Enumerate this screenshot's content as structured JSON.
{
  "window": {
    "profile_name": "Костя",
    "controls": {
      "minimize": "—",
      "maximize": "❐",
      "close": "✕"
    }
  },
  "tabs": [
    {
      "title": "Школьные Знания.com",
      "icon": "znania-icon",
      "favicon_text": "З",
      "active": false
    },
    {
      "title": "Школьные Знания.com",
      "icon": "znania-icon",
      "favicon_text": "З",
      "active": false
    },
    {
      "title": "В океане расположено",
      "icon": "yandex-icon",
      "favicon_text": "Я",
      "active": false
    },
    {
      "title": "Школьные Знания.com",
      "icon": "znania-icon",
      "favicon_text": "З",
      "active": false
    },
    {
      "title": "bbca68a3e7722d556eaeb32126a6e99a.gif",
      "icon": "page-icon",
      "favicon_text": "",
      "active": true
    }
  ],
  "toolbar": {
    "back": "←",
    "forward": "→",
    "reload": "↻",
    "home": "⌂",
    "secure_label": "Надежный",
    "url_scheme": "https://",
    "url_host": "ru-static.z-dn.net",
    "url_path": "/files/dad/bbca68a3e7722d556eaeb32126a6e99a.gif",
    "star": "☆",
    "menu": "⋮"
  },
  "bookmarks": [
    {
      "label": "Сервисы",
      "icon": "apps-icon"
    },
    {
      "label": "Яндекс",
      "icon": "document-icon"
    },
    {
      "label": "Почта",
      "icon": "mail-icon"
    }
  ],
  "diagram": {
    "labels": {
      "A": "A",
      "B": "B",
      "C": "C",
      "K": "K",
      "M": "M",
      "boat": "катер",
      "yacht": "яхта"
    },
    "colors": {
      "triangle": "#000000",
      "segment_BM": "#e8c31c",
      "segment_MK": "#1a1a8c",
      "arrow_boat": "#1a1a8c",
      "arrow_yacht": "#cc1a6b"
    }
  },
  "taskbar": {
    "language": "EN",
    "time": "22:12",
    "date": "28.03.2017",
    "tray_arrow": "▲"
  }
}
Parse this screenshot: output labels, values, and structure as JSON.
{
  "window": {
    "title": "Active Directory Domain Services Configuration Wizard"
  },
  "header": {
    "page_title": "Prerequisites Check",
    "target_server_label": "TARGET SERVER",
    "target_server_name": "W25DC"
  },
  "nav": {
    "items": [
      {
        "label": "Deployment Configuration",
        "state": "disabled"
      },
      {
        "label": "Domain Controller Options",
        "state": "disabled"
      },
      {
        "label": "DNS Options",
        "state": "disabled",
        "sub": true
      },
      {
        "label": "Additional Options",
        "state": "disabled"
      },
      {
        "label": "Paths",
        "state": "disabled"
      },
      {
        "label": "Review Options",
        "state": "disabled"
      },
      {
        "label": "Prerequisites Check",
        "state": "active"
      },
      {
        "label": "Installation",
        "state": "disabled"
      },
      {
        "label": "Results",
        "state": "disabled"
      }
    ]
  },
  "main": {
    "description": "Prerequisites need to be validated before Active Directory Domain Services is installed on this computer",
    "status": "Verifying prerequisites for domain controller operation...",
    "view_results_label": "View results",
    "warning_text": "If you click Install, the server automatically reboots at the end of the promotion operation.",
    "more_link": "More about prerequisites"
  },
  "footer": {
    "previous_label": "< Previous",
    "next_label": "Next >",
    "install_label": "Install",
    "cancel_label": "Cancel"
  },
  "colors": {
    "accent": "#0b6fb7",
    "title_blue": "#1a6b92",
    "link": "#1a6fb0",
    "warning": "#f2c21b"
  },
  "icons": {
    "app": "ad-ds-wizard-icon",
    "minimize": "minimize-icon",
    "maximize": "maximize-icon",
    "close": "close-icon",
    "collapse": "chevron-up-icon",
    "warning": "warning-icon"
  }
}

_DO THIS_. Using the listing above, list every line in which the string "operation" occurs.

_REPLY TO THE EXERCISE_.
    "status": "Verifying prerequisites for domain controller operation...",
    "warning_text": "If you click Install, the server automatically reboots at the end of the promotion operation.",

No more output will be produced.